◆ **EXCERPTED PASSAGE**
----------
This is a one-day project completed as part of the Bayes Impact hackathon.
Housing inequality is present in cities across the United States, rendering low income families unable to obtain affordable housing. Lack of fair housing opportunities is just one of the problems communities face: many people also lack access to transportation and services within the community. Both communities and residents suffer when specific populations cannot utilize all the resources communities have to offer. National and local data sets have been created by initiatives that are addressing the gaps between residents in communities.
Help cities enhance their use of data and evidence to uncover new ways to revitalize neighborhoods and improve the lives of residents. Leverage federal and local open data to identify disparities in access to resource, services, and housing that communities need to thrive. Interactive informative tools that show current trends, or tools to illustrate federal and local spending or regulatory changes, have the potential to reinvent the way communities come together and grow.
Original Brief for The Project
This project aims at characterizing the livability of San Francisco neighborhoods, and does so in 2 ways:
- By providing meaningful metrics for each neighborhood, related to crime, transportation, access to restaurants, together with tools to visuzalize them
- It investigates the relation between those features and the satisfaction of neighborhood residents.
Visualizing features of neighborhoods using chloropleths.
Eploring the relationship between the features and the general level of satisfaction of inhabitants.
The satisfaction of inhabitants is inferred from surveys and the features are inferred from census data, notably from datasf.org.
The neighborhood features include:
- a crime index, calculated from the crime density of the area.
- access to schools, both public and private.
- access to restauration services, i.e. number of close restaurants and their respective ratings.
----------
(Rows from a layout dataset)
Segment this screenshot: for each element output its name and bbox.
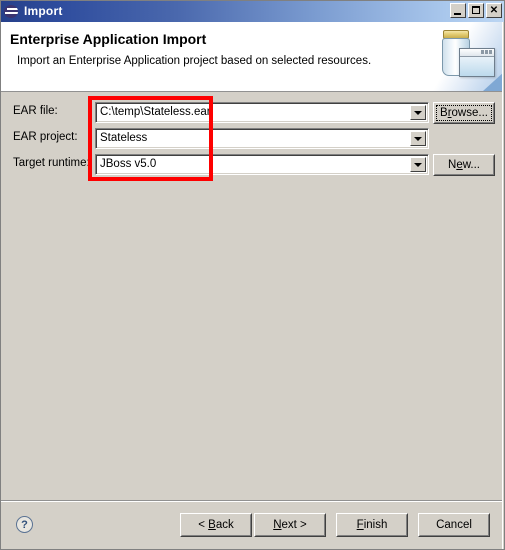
close-icon[interactable]: ✕ [486,3,502,18]
window-overlay-icon [459,48,495,77]
chevron-down-icon[interactable] [410,105,426,120]
button-bar: ? < Back Next > Finish Cancel [0,502,505,550]
ear-jar-icon [433,22,505,91]
maximize-button[interactable] [468,3,484,18]
ear-file-value: C:\temp\Stateless.ear [100,106,211,118]
field-row-ear-file: EAR file: C:\temp\Stateless.ear Browse..… [1,102,505,124]
minimize-button[interactable] [450,3,466,18]
next-button[interactable]: Next > [254,513,326,537]
target-runtime-combo[interactable]: JBoss v5.0 [95,154,429,175]
wizard-header: Enterprise Application Import Import an … [0,22,505,92]
cancel-button[interactable]: Cancel [418,513,490,537]
close-glyph: ✕ [489,4,499,16]
ear-file-combo[interactable]: C:\temp\Stateless.ear [95,102,429,123]
next-button-label: Next > [273,519,307,531]
ear-file-label: EAR file: [13,105,58,117]
chevron-down-icon[interactable] [410,131,426,146]
page-title: Enterprise Application Import [10,31,207,47]
field-row-ear-project: EAR project: Stateless [1,128,505,150]
import-wizard-dialog: Import ✕ Enterprise Application Import I… [0,0,505,550]
title-bar[interactable]: Import ✕ [0,0,505,22]
finish-button-label: Finish [356,519,388,531]
ear-project-value: Stateless [100,132,148,144]
eclipse-icon [4,4,20,19]
new-button[interactable]: New... [433,154,495,176]
new-button-label: New... [448,159,480,171]
back-button[interactable]: < Back [180,513,252,537]
chevron-down-icon[interactable] [410,157,426,172]
field-row-target-runtime: Target runtime: JBoss v5.0 New... [1,154,505,176]
wizard-body: EAR file: C:\temp\Stateless.ear Browse..… [0,92,505,500]
finish-button[interactable]: Finish [336,513,408,537]
target-runtime-label: Target runtime: [13,157,90,169]
help-icon[interactable]: ? [16,516,33,533]
cancel-button-label: Cancel [436,519,472,531]
ear-project-label: EAR project: [13,131,78,143]
page-description: Import an Enterprise Application project… [17,55,372,67]
back-button-label: < Back [198,519,234,531]
window-controls: ✕ [450,3,502,18]
browse-button-label: Browse... [440,107,488,119]
browse-button[interactable]: Browse... [433,102,495,124]
ear-project-combo[interactable]: Stateless [95,128,429,149]
window-title: Import [24,4,63,18]
target-runtime-value: JBoss v5.0 [100,158,157,170]
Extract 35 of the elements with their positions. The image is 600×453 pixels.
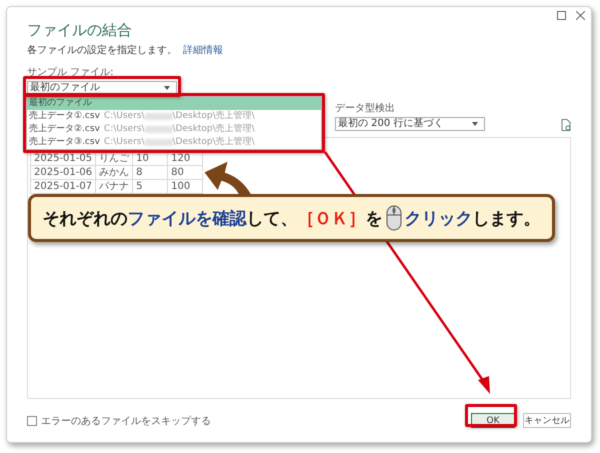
skip-errors-checkbox[interactable]: エラーのあるファイルをスキップする <box>27 414 211 428</box>
maximize-icon[interactable] <box>557 11 566 20</box>
close-icon[interactable] <box>576 11 585 20</box>
blurred-text <box>144 126 172 133</box>
description-text: 各ファイルの設定を指定します。 <box>27 45 177 57</box>
callout-text: して、 <box>246 208 298 230</box>
table-cell: 2025-01-05 <box>30 152 96 166</box>
blurred-text <box>144 139 172 146</box>
caret-icon <box>164 86 170 90</box>
table-cell: 10 <box>132 152 168 166</box>
table-cell: 2025-01-06 <box>30 166 96 180</box>
callout-text: ［ＯＫ］ <box>298 208 366 230</box>
refresh-file-icon[interactable] <box>561 119 571 131</box>
highlight-frame <box>465 404 517 427</box>
table-cell: 8 <box>132 166 168 180</box>
dialog-title: ファイルの結合 <box>27 21 132 39</box>
cancel-button[interactable]: キャンセル <box>523 413 571 428</box>
callout-text: を <box>366 208 382 230</box>
blurred-text <box>144 113 172 120</box>
table-cell: みかん <box>96 166 133 180</box>
callout-text: ファイルを確認 <box>128 208 246 230</box>
dropdown-option[interactable]: 最初のファイル <box>27 97 321 110</box>
caret-icon <box>472 122 478 126</box>
details-link[interactable]: 詳細情報 <box>183 45 223 57</box>
mouse-icon <box>386 205 402 231</box>
type-detection-dropdown[interactable]: 最初の 200 行に基づく <box>335 117 485 131</box>
sample-file-label: サンプル ファイル: <box>27 67 114 79</box>
callout-text: クリック <box>404 208 472 230</box>
callout-text: します。 <box>472 208 540 230</box>
type-detection-label: データ型検出 <box>335 103 396 115</box>
callout-text: それぞれの <box>42 208 128 230</box>
checkbox-square[interactable] <box>27 416 37 426</box>
table-cell: りんご <box>96 152 133 166</box>
table-cell: 120 <box>168 152 203 166</box>
table-cell: 80 <box>168 166 203 180</box>
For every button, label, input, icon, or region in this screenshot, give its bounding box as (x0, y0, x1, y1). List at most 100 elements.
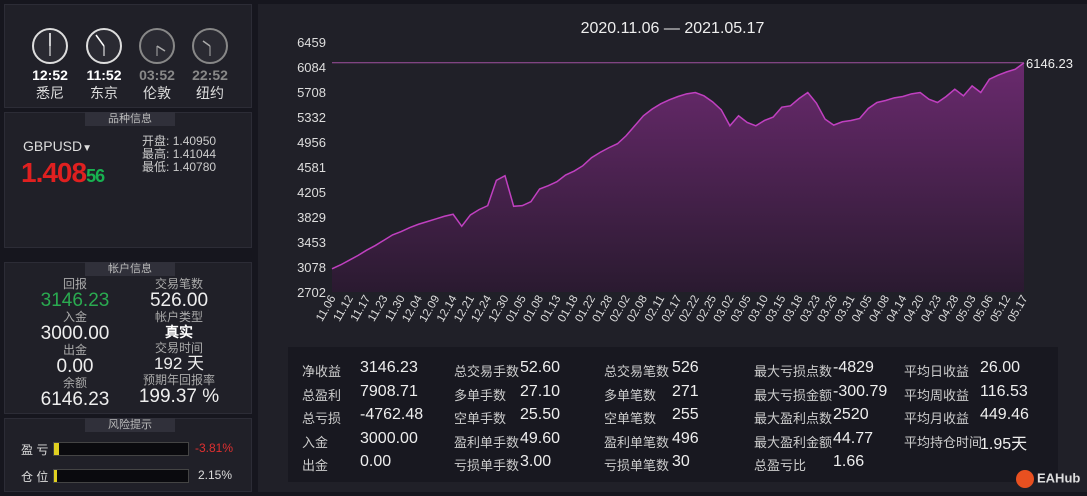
----------
◆ **EXERCISES**
• a. According to the hackathon project description, what source is the satisfaction of inhabitants inferred from?
• b. Return the part of the hackathon project description that opens with the words containing "Original Brief for" and closes with "of the area.".

◆ **CORRECT ANSWERS**
• a. It is inferred from surveys.

• b.
Original Brief for The Project
This project aims at characterizing the livability of San Francisco neighborhoods, and does so in 2 ways:
- By providing meaningful metrics for each neighborhood, related to crime, transportation, access to restaurants, together with tools to visuzalize them
- It investigates the relation between those features and the satisfaction of neighborhood residents.
Visualizing features of neighborhoods using chloropleths.
Eploring the relationship between the features and the general level of satisfaction of inhabitants.
The satisfaction of inhabitants is inferred from surveys and the features are inferred from census data, notably from datasf.org.
The neighborhood features include:
- a crime index, calculated from the crime density of the area.